Records:
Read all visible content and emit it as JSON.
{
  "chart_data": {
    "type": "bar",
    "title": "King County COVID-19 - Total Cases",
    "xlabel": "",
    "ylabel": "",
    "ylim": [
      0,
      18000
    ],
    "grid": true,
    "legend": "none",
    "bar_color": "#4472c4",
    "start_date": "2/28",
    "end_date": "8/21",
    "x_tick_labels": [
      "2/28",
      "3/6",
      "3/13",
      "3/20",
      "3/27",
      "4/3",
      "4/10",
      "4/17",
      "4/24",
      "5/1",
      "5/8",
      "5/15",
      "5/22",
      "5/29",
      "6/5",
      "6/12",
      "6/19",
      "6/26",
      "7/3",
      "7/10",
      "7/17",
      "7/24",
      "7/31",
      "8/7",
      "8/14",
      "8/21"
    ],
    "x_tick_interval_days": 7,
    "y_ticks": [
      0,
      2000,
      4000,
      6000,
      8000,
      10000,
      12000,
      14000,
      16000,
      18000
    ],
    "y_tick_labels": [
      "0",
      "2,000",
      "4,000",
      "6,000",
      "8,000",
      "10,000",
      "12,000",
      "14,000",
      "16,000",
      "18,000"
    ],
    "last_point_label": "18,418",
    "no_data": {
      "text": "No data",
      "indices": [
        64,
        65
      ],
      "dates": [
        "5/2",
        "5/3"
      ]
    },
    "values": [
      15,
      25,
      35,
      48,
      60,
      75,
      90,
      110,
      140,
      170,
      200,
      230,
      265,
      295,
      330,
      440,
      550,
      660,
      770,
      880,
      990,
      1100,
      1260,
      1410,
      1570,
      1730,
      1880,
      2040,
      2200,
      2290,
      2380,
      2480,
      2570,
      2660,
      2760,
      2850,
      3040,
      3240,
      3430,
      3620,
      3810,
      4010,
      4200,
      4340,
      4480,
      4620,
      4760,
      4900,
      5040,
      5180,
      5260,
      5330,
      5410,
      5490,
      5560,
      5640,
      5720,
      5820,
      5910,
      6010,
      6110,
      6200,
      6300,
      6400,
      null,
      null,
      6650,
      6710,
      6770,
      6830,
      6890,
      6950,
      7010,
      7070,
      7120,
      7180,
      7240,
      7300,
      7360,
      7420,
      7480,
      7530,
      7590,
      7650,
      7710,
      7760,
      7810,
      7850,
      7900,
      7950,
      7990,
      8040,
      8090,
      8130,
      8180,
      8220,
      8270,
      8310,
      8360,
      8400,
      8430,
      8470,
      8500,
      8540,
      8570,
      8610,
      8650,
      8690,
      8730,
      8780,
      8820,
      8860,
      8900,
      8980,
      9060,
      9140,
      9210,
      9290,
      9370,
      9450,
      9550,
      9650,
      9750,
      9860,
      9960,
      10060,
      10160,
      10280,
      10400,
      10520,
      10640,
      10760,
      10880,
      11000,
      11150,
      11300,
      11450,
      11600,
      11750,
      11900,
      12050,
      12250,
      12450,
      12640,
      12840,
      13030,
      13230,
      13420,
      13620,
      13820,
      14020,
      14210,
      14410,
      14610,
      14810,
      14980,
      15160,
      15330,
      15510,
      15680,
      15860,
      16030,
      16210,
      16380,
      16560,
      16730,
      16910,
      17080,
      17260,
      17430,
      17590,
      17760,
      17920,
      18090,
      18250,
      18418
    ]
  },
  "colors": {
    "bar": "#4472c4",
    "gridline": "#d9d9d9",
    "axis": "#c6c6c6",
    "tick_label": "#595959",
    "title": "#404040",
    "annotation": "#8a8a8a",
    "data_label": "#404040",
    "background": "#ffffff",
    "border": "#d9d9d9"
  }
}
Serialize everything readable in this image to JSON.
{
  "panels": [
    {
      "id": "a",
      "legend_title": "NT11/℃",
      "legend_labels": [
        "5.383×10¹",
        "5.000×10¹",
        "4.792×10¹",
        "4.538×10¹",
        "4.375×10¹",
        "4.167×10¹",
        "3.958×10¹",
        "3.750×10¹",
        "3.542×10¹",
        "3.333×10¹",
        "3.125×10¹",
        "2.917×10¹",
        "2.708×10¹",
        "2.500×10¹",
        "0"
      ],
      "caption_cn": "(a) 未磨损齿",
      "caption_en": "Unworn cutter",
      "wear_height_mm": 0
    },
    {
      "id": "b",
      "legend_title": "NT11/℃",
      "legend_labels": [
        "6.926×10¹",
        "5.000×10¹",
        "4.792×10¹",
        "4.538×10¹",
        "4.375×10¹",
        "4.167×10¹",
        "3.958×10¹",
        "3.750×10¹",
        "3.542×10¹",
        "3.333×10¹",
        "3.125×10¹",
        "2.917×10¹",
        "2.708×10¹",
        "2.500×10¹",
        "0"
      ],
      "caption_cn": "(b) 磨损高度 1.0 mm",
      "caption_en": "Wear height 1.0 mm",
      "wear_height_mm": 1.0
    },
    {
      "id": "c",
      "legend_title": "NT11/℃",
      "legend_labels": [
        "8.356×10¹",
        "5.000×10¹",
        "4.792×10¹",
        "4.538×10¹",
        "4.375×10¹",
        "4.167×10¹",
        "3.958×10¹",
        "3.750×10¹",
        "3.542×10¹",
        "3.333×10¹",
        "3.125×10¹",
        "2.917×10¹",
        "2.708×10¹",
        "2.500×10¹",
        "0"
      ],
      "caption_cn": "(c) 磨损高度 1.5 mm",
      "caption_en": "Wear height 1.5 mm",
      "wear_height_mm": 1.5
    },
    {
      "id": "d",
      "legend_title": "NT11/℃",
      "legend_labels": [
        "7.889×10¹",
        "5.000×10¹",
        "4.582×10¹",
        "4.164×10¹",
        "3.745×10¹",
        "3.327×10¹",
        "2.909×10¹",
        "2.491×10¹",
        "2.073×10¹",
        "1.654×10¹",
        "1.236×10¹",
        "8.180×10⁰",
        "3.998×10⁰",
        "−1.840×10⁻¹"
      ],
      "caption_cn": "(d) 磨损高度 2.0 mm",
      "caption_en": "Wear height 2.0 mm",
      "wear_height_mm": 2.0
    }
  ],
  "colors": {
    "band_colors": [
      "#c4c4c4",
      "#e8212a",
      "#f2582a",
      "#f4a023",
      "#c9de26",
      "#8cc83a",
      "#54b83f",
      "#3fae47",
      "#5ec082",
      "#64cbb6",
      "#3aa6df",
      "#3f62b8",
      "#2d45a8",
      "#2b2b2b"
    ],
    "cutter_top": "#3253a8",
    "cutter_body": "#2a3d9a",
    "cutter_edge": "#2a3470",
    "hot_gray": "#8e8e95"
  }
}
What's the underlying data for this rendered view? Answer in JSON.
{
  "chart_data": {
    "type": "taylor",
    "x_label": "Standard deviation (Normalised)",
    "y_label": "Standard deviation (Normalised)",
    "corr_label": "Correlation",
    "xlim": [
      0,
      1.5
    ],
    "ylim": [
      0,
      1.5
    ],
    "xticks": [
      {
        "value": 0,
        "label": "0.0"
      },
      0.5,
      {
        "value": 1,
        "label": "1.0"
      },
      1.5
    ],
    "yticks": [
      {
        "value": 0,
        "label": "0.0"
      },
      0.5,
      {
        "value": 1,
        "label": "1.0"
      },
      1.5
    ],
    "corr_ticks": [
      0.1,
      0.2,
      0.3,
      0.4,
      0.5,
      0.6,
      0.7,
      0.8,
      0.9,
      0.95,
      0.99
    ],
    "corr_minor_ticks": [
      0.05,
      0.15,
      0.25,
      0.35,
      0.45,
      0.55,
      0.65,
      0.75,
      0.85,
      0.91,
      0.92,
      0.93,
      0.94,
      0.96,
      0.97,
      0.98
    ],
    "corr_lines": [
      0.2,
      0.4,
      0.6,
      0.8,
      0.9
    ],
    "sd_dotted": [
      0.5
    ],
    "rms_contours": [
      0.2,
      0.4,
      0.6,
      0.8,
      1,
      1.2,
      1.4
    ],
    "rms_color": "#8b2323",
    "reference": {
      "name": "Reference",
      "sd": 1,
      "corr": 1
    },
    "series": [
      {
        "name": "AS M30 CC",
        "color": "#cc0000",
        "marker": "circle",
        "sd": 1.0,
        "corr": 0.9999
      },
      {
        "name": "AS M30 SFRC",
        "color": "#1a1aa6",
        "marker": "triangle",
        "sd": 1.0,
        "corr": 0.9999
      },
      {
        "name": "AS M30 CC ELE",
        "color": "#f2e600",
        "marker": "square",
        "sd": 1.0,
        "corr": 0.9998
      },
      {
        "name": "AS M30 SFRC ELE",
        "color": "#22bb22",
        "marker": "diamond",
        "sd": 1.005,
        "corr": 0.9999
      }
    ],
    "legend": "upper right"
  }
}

### Task statement
Read the entries and pick out all lines that include the word "Standard".

### Exercise solution
    "x_label": "Standard deviation (Normalised)",
    "y_label": "Standard deviation (Normalised)",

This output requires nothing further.